> _Extracted entries_:
┄┄┄┄┄┄
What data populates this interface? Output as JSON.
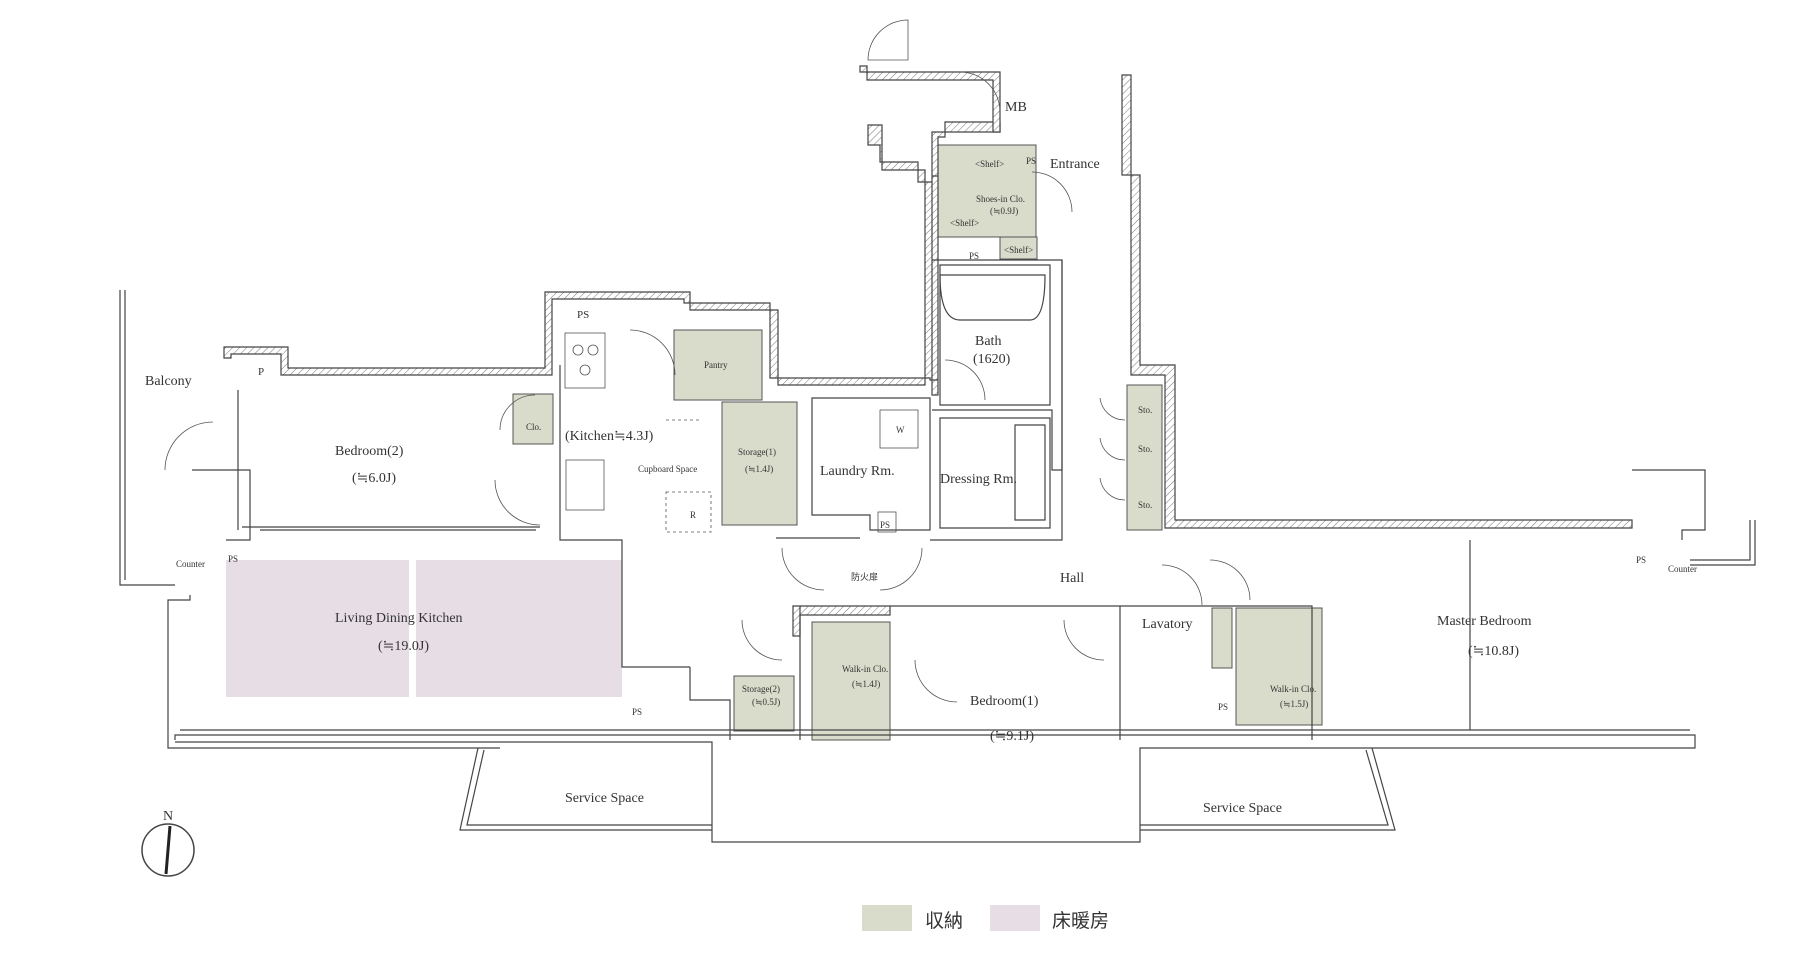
{
  "rooms": {
    "balcony": "Balcony",
    "p": "P",
    "ps_kitchen": "PS",
    "bedroom2": "Bedroom(2)",
    "bedroom2_area": "(≒6.0J)",
    "clo": "Clo.",
    "kitchen": "(Kitchen≒4.3J)",
    "cupboard": "Cupboard Space",
    "r": "R",
    "pantry": "Pantry",
    "storage1": "Storage(1)",
    "storage1_area": "(≒1.4J)",
    "counter_left": "Counter",
    "ps_left": "PS",
    "ldk": "Living Dining Kitchen",
    "ldk_area": "(≒19.0J)",
    "ps_service_left": "PS",
    "service_left": "Service Space",
    "storage2": "Storage(2)",
    "storage2_area": "(≒0.5J)",
    "walkin1": "Walk-in Clo.",
    "walkin1_area": "(≒1.4J)",
    "bedroom1": "Bedroom(1)",
    "bedroom1_area": "(≒9.1J)",
    "fire_door": "防火扉",
    "laundry": "Laundry Rm.",
    "w": "W",
    "ps_laundry": "PS",
    "dressing": "Dressing Rm.",
    "bath": "Bath",
    "bath_size": "(1620)",
    "mb": "MB",
    "shelf_top": "<Shelf>",
    "ps_entrance": "PS",
    "entrance": "Entrance",
    "shoes": "Shoes-in Clo.",
    "shoes_area": "(≒0.9J)",
    "shelf_mid": "<Shelf>",
    "ps_shoes": "PS",
    "shelf_bottom": "<Shelf>",
    "sto1": "Sto.",
    "sto2": "Sto.",
    "sto3": "Sto.",
    "hall": "Hall",
    "lavatory": "Lavatory",
    "walkin2": "Walk-in Clo.",
    "walkin2_area": "(≒1.5J)",
    "ps_right": "PS",
    "master": "Master Bedroom",
    "master_area": "(≒10.8J)",
    "ps_master": "PS",
    "counter_right": "Counter",
    "service_right": "Service Space",
    "north": "N"
  },
  "legend": {
    "storage_label": "収納",
    "storage_color": "#d9dccb",
    "heating_label": "床暖房",
    "heating_color": "#e6dde5"
  }
}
┄┄┄┄┄┄
> _Problem description_: Find each line in the records holding the string "Space" and show it.

> _Finished task_:
    "cupboard": "Cupboard Space",
    "service_left": "Service Space",
    "service_right": "Service Space",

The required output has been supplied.